What you should do: Without the pictures, write out all the lines below exactly as they appear.
---- Data to process
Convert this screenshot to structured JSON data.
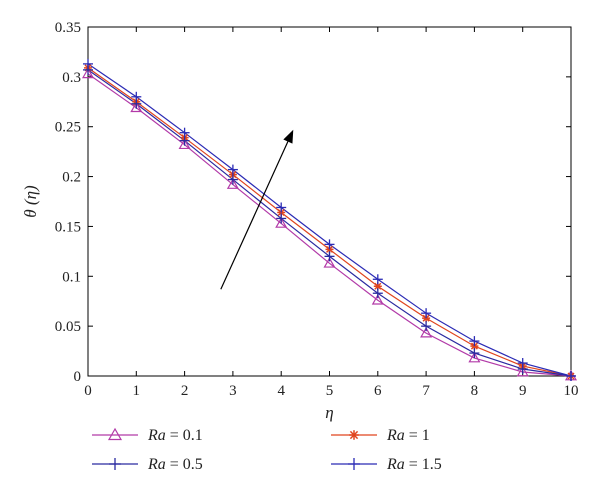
{
  "chart_data": {
    "type": "line",
    "title": "",
    "xlabel": "η",
    "ylabel": "θ (η)",
    "xlim": [
      0,
      10
    ],
    "ylim": [
      0,
      0.35
    ],
    "xticks": [
      0,
      1,
      2,
      3,
      4,
      5,
      6,
      7,
      8,
      9,
      10
    ],
    "yticks": [
      0,
      0.05,
      0.1,
      0.15,
      0.2,
      0.25,
      0.3,
      0.35
    ],
    "ytick_labels": [
      "0",
      "0.05",
      "0.1",
      "0.15",
      "0.2",
      "0.25",
      "0.3",
      "0.35"
    ],
    "grid": false,
    "legend_position": "bottom",
    "legend_prefix": "Ra",
    "x": [
      0,
      1,
      2,
      3,
      4,
      5,
      6,
      7,
      8,
      9,
      10
    ],
    "series": [
      {
        "name": "Ra = 0.1",
        "label_value": "0.1",
        "marker": "triangle",
        "color": "#b23aa8",
        "values": [
          0.303,
          0.269,
          0.232,
          0.192,
          0.153,
          0.113,
          0.076,
          0.043,
          0.018,
          0.004,
          0.0
        ]
      },
      {
        "name": "Ra = 1",
        "label_value": "1",
        "marker": "star",
        "color": "#e0451f",
        "values": [
          0.309,
          0.275,
          0.239,
          0.202,
          0.164,
          0.127,
          0.09,
          0.058,
          0.03,
          0.01,
          0.0
        ]
      },
      {
        "name": "Ra = 0.5",
        "label_value": "0.5",
        "marker": "plus",
        "color": "#2a2aa0",
        "values": [
          0.307,
          0.273,
          0.236,
          0.197,
          0.158,
          0.12,
          0.083,
          0.05,
          0.023,
          0.007,
          0.0
        ]
      },
      {
        "name": "Ra = 1.5",
        "label_value": "1.5",
        "marker": "plus",
        "color": "#2b2bb5",
        "values": [
          0.313,
          0.28,
          0.244,
          0.207,
          0.169,
          0.132,
          0.097,
          0.063,
          0.035,
          0.013,
          0.0
        ]
      }
    ],
    "annotation": {
      "type": "arrow",
      "from": [
        2.75,
        0.087
      ],
      "to": [
        4.25,
        0.247
      ],
      "meaning": "increasing Ra"
    }
  }
}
--------
The completed task:
Convert this screenshot to structured JSON data.
{
  "chart_data": {
    "type": "line",
    "title": "",
    "xlabel": "η",
    "ylabel": "θ (η)",
    "xlim": [
      0,
      10
    ],
    "ylim": [
      0,
      0.35
    ],
    "xticks": [
      0,
      1,
      2,
      3,
      4,
      5,
      6,
      7,
      8,
      9,
      10
    ],
    "yticks": [
      0,
      0.05,
      0.1,
      0.15,
      0.2,
      0.25,
      0.3,
      0.35
    ],
    "ytick_labels": [
      "0",
      "0.05",
      "0.1",
      "0.15",
      "0.2",
      "0.25",
      "0.3",
      "0.35"
    ],
    "grid": false,
    "legend_position": "bottom",
    "legend_prefix": "Ra",
    "x": [
      0,
      1,
      2,
      3,
      4,
      5,
      6,
      7,
      8,
      9,
      10
    ],
    "series": [
      {
        "name": "Ra = 0.1",
        "label_value": "0.1",
        "marker": "triangle",
        "color": "#b23aa8",
        "values": [
          0.303,
          0.269,
          0.232,
          0.192,
          0.153,
          0.113,
          0.076,
          0.043,
          0.018,
          0.004,
          0.0
        ]
      },
      {
        "name": "Ra = 1",
        "label_value": "1",
        "marker": "star",
        "color": "#e0451f",
        "values": [
          0.309,
          0.275,
          0.239,
          0.202,
          0.164,
          0.127,
          0.09,
          0.058,
          0.03,
          0.01,
          0.0
        ]
      },
      {
        "name": "Ra = 0.5",
        "label_value": "0.5",
        "marker": "plus",
        "color": "#2a2aa0",
        "values": [
          0.307,
          0.273,
          0.236,
          0.197,
          0.158,
          0.12,
          0.083,
          0.05,
          0.023,
          0.007,
          0.0
        ]
      },
      {
        "name": "Ra = 1.5",
        "label_value": "1.5",
        "marker": "plus",
        "color": "#2b2bb5",
        "values": [
          0.313,
          0.28,
          0.244,
          0.207,
          0.169,
          0.132,
          0.097,
          0.063,
          0.035,
          0.013,
          0.0
        ]
      }
    ],
    "annotation": {
      "type": "arrow",
      "from": [
        2.75,
        0.087
      ],
      "to": [
        4.25,
        0.247
      ],
      "meaning": "increasing Ra"
    }
  }
}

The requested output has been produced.